→ **TASK INPUT**

>> Begin

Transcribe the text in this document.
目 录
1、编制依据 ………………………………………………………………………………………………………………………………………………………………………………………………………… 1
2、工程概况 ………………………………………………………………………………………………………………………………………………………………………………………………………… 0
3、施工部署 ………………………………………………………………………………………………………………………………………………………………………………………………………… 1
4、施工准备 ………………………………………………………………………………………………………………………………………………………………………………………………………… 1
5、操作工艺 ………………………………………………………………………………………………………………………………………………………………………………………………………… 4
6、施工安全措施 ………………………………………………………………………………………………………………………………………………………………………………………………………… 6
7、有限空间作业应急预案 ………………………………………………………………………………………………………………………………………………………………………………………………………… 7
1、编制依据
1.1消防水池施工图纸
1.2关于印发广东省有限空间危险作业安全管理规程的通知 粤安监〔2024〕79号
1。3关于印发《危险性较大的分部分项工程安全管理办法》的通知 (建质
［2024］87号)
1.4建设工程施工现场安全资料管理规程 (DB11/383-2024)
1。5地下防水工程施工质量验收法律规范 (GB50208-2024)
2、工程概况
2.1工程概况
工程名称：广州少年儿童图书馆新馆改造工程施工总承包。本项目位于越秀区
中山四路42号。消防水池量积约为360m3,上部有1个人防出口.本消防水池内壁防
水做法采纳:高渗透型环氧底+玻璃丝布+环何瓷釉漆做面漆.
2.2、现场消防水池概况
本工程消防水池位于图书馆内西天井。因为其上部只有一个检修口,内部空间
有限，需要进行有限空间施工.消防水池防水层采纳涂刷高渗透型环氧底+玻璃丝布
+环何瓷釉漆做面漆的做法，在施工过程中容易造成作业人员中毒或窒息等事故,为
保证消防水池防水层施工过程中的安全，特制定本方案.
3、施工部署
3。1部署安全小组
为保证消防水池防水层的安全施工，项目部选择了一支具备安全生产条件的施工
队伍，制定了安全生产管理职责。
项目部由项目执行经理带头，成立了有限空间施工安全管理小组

>> End

→ **JOB**
Copy out each line above, character for character.

→ **CORRECT OUTPUT**
Transcribe the text in this document.
目 录
1、编制依据 ………………………………………………………………………………………………………………………………………………………………………………………………………… 1
2、工程概况 ………………………………………………………………………………………………………………………………………………………………………………………………………… 0
3、施工部署 ………………………………………………………………………………………………………………………………………………………………………………………………………… 1
4、施工准备 ………………………………………………………………………………………………………………………………………………………………………………………………………… 1
5、操作工艺 ………………………………………………………………………………………………………………………………………………………………………………………………………… 4
6、施工安全措施 ………………………………………………………………………………………………………………………………………………………………………………………………………… 6
7、有限空间作业应急预案 ………………………………………………………………………………………………………………………………………………………………………………………………………… 7
1、编制依据
1.1消防水池施工图纸
1.2关于印发广东省有限空间危险作业安全管理规程的通知 粤安监〔2024〕79号
1。3关于印发《危险性较大的分部分项工程安全管理办法》的通知 (建质
［2024］87号)
1.4建设工程施工现场安全资料管理规程 (DB11/383-2024)
1。5地下防水工程施工质量验收法律规范 (GB50208-2024)
2、工程概况
2.1工程概况
工程名称：广州少年儿童图书馆新馆改造工程施工总承包。本项目位于越秀区
中山四路42号。消防水池量积约为360m3,上部有1个人防出口.本消防水池内壁防
水做法采纳:高渗透型环氧底+玻璃丝布+环何瓷釉漆做面漆.
2.2、现场消防水池概况
本工程消防水池位于图书馆内西天井。因为其上部只有一个检修口,内部空间
有限，需要进行有限空间施工.消防水池防水层采纳涂刷高渗透型环氧底+玻璃丝布
+环何瓷釉漆做面漆的做法，在施工过程中容易造成作业人员中毒或窒息等事故,为
保证消防水池防水层施工过程中的安全，特制定本方案.
3、施工部署
3。1部署安全小组
为保证消防水池防水层的安全施工，项目部选择了一支具备安全生产条件的施工
队伍，制定了安全生产管理职责。
项目部由项目执行经理带头，成立了有限空间施工安全管理小组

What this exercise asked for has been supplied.